PROVIDED INFORMATION:
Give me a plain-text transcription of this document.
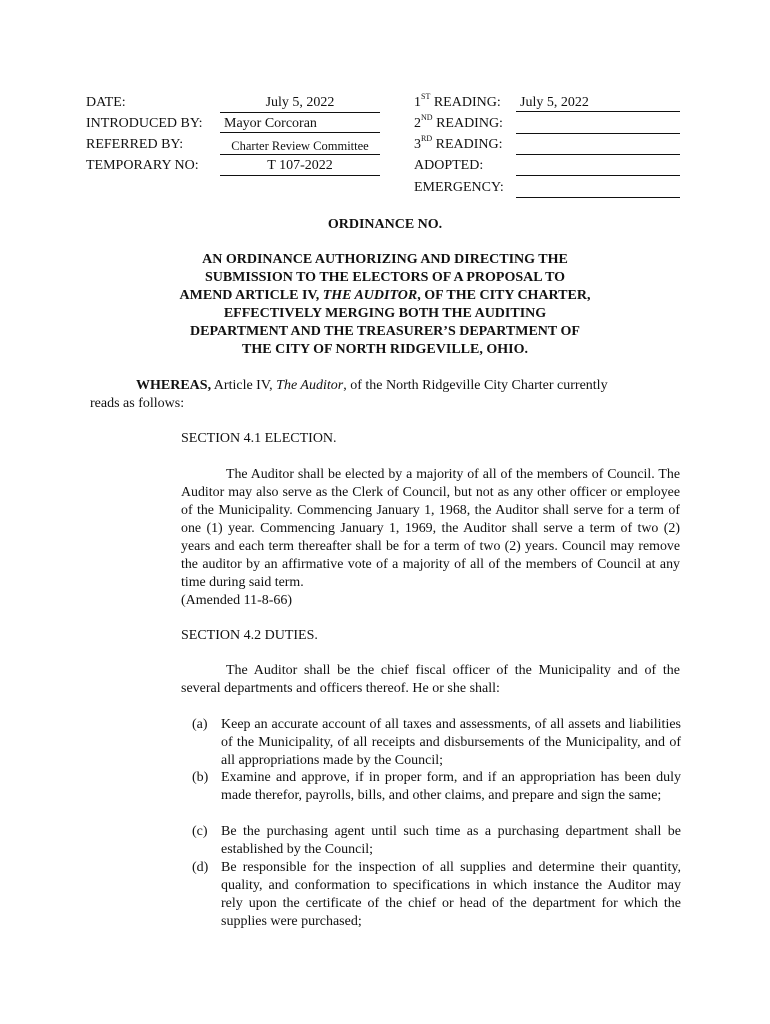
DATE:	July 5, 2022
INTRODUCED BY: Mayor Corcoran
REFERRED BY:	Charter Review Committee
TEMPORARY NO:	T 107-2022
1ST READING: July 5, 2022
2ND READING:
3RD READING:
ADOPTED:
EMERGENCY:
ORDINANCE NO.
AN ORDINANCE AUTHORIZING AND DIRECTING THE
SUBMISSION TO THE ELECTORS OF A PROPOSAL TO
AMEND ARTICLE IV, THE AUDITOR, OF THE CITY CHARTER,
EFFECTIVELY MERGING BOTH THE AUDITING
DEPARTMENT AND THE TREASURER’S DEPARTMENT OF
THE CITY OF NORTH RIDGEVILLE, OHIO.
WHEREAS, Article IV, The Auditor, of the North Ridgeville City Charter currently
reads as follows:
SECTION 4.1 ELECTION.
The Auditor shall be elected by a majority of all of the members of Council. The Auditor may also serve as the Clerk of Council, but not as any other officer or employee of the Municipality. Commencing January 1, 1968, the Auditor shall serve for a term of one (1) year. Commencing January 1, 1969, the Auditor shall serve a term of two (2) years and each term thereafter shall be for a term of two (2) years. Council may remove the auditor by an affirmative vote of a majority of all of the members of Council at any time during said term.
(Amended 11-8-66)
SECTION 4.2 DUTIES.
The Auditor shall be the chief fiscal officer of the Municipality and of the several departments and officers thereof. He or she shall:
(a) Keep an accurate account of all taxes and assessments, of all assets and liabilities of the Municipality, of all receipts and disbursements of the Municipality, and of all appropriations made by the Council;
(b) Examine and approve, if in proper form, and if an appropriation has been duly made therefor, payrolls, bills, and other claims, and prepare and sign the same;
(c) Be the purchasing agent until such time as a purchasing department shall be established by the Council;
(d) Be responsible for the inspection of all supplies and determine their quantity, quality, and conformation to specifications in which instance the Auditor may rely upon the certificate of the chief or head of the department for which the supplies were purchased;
==
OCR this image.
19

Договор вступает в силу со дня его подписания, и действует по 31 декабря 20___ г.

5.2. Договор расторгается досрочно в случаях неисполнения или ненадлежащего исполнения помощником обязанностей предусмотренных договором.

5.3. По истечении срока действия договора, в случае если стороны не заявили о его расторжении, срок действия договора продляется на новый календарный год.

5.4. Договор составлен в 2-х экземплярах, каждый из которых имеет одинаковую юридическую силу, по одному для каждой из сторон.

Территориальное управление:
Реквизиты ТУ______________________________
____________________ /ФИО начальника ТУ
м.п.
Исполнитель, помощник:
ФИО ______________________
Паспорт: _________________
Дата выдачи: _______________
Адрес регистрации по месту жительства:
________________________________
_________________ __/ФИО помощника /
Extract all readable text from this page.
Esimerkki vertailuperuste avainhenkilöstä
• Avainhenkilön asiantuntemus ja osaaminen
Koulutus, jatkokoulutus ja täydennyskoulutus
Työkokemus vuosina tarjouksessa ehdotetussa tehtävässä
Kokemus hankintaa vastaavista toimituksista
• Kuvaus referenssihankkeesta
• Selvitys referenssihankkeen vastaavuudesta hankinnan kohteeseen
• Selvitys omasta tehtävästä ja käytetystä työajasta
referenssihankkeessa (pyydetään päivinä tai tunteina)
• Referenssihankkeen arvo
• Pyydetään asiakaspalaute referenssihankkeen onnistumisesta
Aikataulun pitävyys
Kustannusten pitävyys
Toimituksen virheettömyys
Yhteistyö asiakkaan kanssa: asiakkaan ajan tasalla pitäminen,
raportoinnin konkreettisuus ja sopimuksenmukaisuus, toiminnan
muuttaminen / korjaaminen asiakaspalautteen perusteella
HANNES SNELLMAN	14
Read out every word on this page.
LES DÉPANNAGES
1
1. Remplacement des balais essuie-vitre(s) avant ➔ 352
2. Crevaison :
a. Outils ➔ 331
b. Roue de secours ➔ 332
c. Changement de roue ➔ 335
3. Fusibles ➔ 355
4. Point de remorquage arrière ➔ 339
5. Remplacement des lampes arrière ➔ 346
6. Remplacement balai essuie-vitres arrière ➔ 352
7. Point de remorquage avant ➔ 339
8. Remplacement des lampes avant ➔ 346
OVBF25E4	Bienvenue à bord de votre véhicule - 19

PROMPT:
Pull out each line of the listing that holds the string "силу".

RESULT OF THE EXERCISE:
Договор вступает в силу со дня его подписания, и действует по 31 декабря 20___ г.
5.4. Договор составлен в 2-х экземплярах, каждый из которых имеет одинаковую юридическую силу, по одному для каждой из сторон.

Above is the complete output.